(Dataset records)
★ ★ ★ ★

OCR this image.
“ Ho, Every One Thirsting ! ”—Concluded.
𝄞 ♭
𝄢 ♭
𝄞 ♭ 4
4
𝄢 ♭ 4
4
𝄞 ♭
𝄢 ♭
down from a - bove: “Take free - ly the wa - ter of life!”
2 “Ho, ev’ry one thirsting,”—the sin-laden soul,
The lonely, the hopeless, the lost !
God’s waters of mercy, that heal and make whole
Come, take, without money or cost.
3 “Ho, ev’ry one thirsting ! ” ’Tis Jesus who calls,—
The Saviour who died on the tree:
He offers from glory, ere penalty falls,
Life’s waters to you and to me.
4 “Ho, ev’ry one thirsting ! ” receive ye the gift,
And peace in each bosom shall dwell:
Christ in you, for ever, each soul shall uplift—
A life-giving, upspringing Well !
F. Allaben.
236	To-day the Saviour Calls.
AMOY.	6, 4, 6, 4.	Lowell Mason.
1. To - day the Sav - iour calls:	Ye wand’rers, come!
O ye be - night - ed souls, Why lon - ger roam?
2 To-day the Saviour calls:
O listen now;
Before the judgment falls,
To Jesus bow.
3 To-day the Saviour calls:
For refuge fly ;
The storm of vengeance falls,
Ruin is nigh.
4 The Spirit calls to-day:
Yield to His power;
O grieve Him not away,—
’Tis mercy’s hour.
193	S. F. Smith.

★ ★ ★ ★

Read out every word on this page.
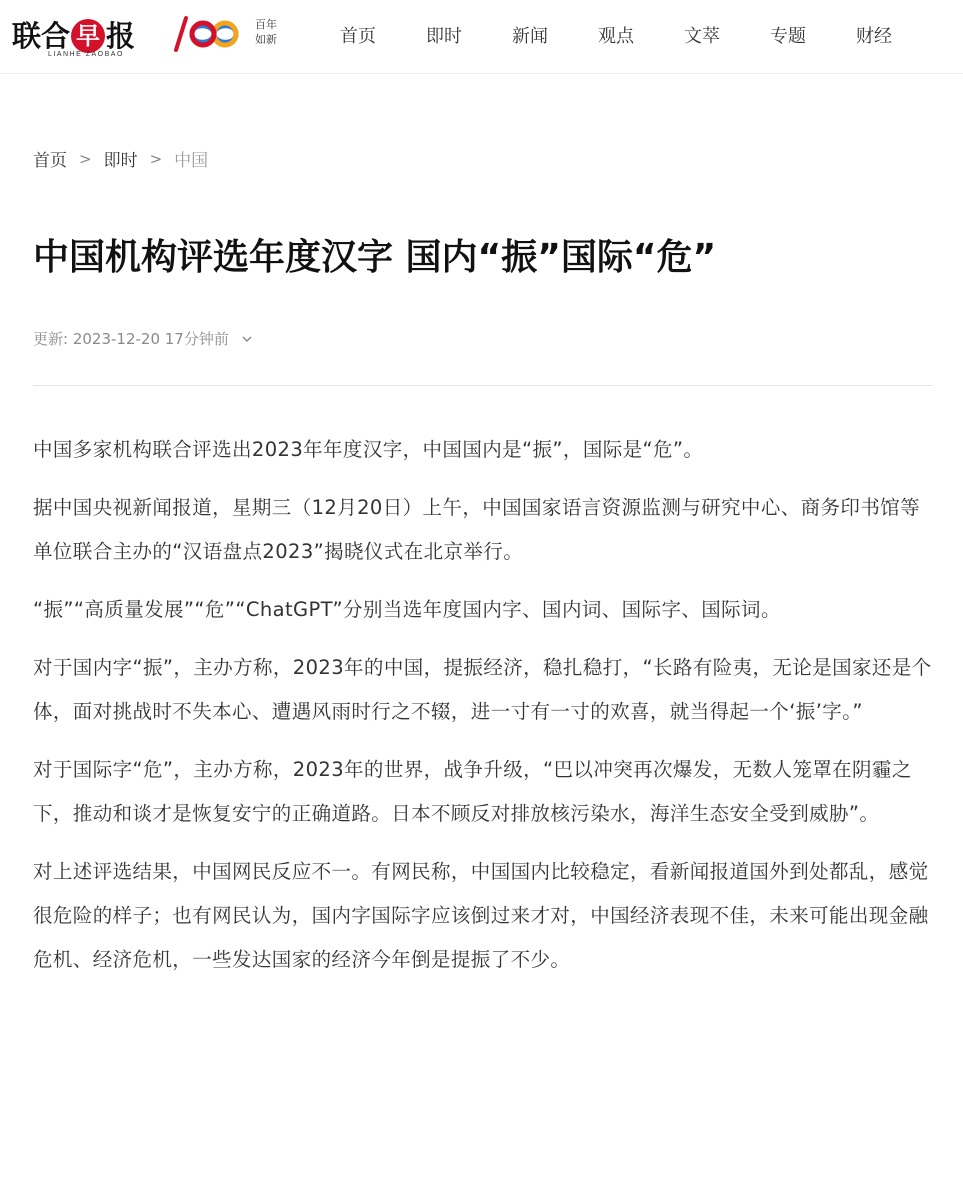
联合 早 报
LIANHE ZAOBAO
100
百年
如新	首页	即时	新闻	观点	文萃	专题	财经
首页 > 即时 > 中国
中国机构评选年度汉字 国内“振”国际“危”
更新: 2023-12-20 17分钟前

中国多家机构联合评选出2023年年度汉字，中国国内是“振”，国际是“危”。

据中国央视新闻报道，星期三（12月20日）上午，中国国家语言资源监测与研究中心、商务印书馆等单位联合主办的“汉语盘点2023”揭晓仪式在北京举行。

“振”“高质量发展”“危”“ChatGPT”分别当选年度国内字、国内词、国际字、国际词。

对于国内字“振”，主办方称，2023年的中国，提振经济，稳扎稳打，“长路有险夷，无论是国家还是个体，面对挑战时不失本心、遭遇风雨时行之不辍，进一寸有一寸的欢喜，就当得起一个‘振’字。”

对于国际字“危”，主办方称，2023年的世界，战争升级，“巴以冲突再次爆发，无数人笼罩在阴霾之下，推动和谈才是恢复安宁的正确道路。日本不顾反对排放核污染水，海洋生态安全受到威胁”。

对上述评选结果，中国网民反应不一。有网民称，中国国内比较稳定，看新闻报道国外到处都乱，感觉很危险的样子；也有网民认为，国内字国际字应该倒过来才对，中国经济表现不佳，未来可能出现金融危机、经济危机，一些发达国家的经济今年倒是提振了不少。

★ ★ ★ ★

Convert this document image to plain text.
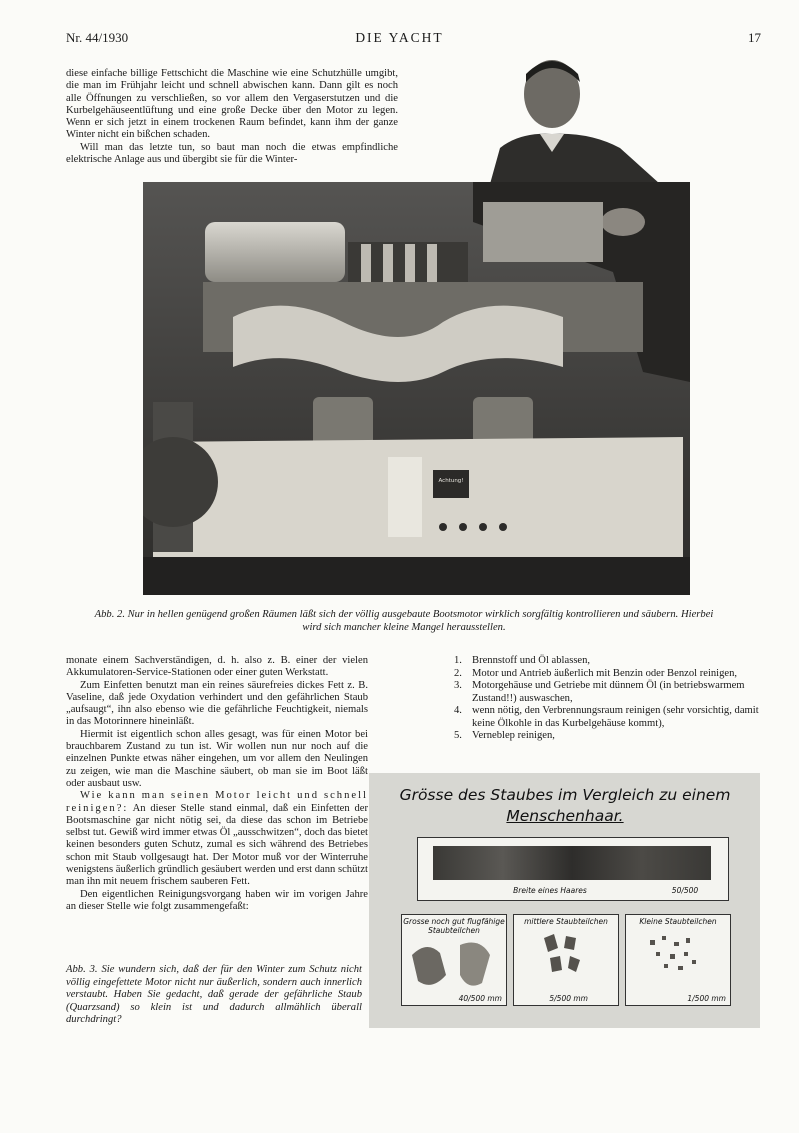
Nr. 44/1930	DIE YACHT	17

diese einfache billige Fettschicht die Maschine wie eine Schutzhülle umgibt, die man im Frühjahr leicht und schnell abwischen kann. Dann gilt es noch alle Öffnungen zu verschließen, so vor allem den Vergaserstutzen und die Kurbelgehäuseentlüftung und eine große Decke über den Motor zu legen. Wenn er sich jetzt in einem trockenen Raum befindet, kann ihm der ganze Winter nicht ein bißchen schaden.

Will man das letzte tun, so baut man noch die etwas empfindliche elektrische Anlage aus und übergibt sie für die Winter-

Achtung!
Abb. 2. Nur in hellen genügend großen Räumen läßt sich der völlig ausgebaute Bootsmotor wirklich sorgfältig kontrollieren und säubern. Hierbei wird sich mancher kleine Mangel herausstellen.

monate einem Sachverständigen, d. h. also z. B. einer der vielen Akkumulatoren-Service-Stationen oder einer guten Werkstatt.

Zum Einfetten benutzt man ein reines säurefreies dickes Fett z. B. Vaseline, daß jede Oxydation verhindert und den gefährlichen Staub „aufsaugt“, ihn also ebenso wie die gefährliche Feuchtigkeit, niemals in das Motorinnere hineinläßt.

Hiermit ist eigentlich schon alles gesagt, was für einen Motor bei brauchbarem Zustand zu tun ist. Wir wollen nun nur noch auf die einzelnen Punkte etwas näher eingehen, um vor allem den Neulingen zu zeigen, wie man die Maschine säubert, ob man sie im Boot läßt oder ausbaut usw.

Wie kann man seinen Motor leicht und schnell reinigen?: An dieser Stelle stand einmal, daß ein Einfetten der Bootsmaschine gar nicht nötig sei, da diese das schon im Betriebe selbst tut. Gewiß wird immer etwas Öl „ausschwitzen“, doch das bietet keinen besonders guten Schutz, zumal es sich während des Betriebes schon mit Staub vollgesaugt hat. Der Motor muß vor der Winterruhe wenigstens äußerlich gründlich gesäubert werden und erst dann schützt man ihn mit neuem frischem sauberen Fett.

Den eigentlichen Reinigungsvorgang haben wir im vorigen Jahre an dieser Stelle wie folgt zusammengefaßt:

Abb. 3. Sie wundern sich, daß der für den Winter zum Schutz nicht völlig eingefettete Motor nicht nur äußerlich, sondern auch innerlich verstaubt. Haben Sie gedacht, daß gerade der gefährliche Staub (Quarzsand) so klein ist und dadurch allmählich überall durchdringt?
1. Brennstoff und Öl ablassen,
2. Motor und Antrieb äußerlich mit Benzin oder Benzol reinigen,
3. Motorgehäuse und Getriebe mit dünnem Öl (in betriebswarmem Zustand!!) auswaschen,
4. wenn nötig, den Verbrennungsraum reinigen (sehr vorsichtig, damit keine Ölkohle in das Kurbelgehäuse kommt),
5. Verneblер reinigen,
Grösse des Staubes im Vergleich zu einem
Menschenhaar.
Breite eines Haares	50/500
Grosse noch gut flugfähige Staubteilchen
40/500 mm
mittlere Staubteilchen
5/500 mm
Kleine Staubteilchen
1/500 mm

★ ★ ★ ★

DIRECTIONS:
Looking at the data above, show all lines where the word "this" occurs.

FINISHED TASK:
OCR this image.
Read out every word on this page.
Convert this document image to plain text.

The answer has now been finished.